* **Problem to solve**:
Please list all lines of the material below in which the string "annual" occurs.

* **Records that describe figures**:
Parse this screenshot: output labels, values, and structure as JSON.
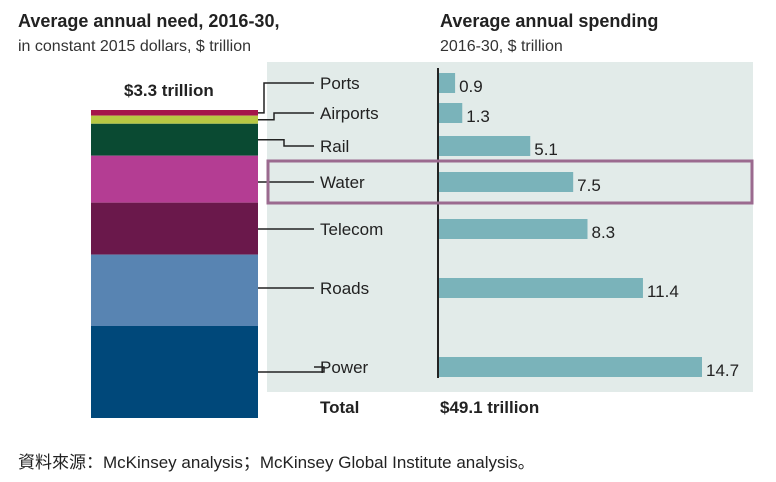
{
  "header": {
    "left_title": "Average annual need, 2016-30,",
    "left_subtitle": "in constant 2015 dollars, $ trillion",
    "right_title": "Average annual spending",
    "right_subtitle": "2016-30, $ trillion"
  },
  "stack_total_label": "$3.3 trillion",
  "total_label": "Total",
  "total_value": "$49.1 trillion",
  "source": "資料來源：McKinsey analysis；McKinsey Global Institute analysis。",
  "highlight_category": "Water",
  "colors": {
    "panel_bg": "#e2ebe9",
    "bar": "#7ab3ba",
    "highlight_border": "#9b6a8f",
    "axis": "#222222"
  },
  "chart_data": {
    "type": "bar",
    "orientation": "horizontal",
    "categories": [
      "Ports",
      "Airports",
      "Rail",
      "Water",
      "Telecom",
      "Roads",
      "Power"
    ],
    "values": [
      0.9,
      1.3,
      5.1,
      7.5,
      8.3,
      11.4,
      14.7
    ],
    "value_labels": [
      "0.9",
      "1.3",
      "5.1",
      "7.5",
      "8.3",
      "11.4",
      "14.7"
    ],
    "stack_colors": [
      "#a5154a",
      "#b8c843",
      "#0a4a32",
      "#b43d93",
      "#6a184b",
      "#5884b2",
      "#00487a"
    ],
    "title": "Average annual spending",
    "xlim": [
      0,
      14.7
    ]
  }
}
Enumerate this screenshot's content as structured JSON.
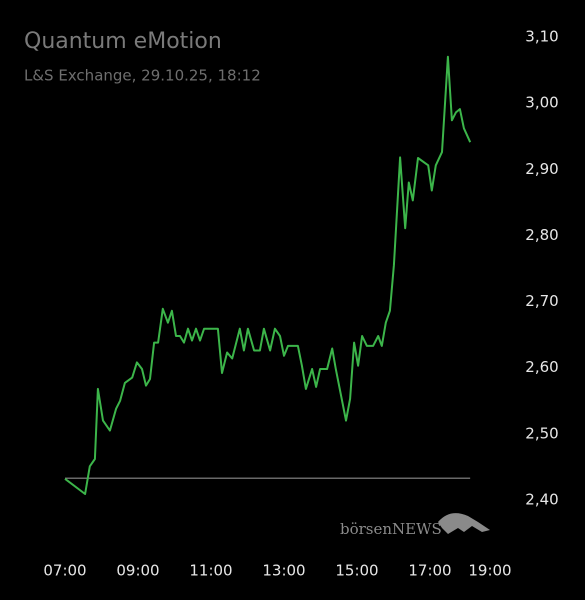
{
  "chart_data": {
    "type": "line",
    "title": "Quantum eMotion",
    "subtitle": "L&S Exchange, 29.10.25, 18:12",
    "watermark": "börsenNEWS",
    "color": "#3cb54a",
    "reference_line": 2.433,
    "x": [
      7.0,
      7.55,
      7.68,
      7.82,
      7.9,
      8.04,
      8.23,
      8.4,
      8.51,
      8.64,
      8.84,
      8.97,
      9.11,
      9.22,
      9.33,
      9.44,
      9.55,
      9.68,
      9.82,
      9.93,
      10.04,
      10.15,
      10.26,
      10.37,
      10.48,
      10.59,
      10.7,
      10.81,
      11.19,
      11.3,
      11.44,
      11.58,
      11.79,
      11.9,
      12.01,
      12.18,
      12.34,
      12.45,
      12.62,
      12.75,
      12.89,
      13.0,
      13.11,
      13.38,
      13.49,
      13.6,
      13.77,
      13.88,
      13.99,
      14.18,
      14.32,
      14.42,
      14.7,
      14.81,
      14.92,
      15.03,
      15.14,
      15.27,
      15.44,
      15.58,
      15.68,
      15.79,
      15.9,
      16.01,
      16.18,
      16.32,
      16.42,
      16.53,
      16.67,
      16.95,
      17.05,
      17.16,
      17.33,
      17.49,
      17.6,
      17.71,
      17.82,
      17.93,
      18.1
    ],
    "values": [
      2.432,
      2.409,
      2.451,
      2.462,
      2.568,
      2.52,
      2.505,
      2.538,
      2.55,
      2.577,
      2.585,
      2.608,
      2.598,
      2.573,
      2.583,
      2.638,
      2.638,
      2.689,
      2.668,
      2.686,
      2.648,
      2.648,
      2.638,
      2.659,
      2.641,
      2.659,
      2.641,
      2.659,
      2.659,
      2.592,
      2.623,
      2.614,
      2.659,
      2.626,
      2.659,
      2.626,
      2.626,
      2.659,
      2.626,
      2.659,
      2.648,
      2.618,
      2.633,
      2.633,
      2.603,
      2.568,
      2.598,
      2.571,
      2.598,
      2.598,
      2.629,
      2.598,
      2.52,
      2.553,
      2.638,
      2.603,
      2.648,
      2.633,
      2.633,
      2.648,
      2.633,
      2.668,
      2.686,
      2.755,
      2.918,
      2.811,
      2.88,
      2.853,
      2.917,
      2.906,
      2.868,
      2.906,
      2.926,
      3.07,
      2.974,
      2.986,
      2.991,
      2.962,
      2.941
    ],
    "xlim": [
      7,
      19
    ],
    "xticks": [
      {
        "value": 7,
        "label": "07:00"
      },
      {
        "value": 9,
        "label": "09:00"
      },
      {
        "value": 11,
        "label": "11:00"
      },
      {
        "value": 13,
        "label": "13:00"
      },
      {
        "value": 15,
        "label": "15:00"
      },
      {
        "value": 17,
        "label": "17:00"
      },
      {
        "value": 19,
        "label": "19:00"
      }
    ],
    "ylim": [
      2.4,
      3.1
    ],
    "yticks": [
      {
        "value": 2.4,
        "label": "2,40"
      },
      {
        "value": 2.5,
        "label": "2,50"
      },
      {
        "value": 2.6,
        "label": "2,60"
      },
      {
        "value": 2.7,
        "label": "2,70"
      },
      {
        "value": 2.8,
        "label": "2,80"
      },
      {
        "value": 2.9,
        "label": "2,90"
      },
      {
        "value": 3.0,
        "label": "3,00"
      },
      {
        "value": 3.1,
        "label": "3,10"
      }
    ]
  }
}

* **Output of the exercise**:
    "left_title": "Average annual need, 2016-30,",
    "right_title": "Average annual spending",
    "title": "Average annual spending",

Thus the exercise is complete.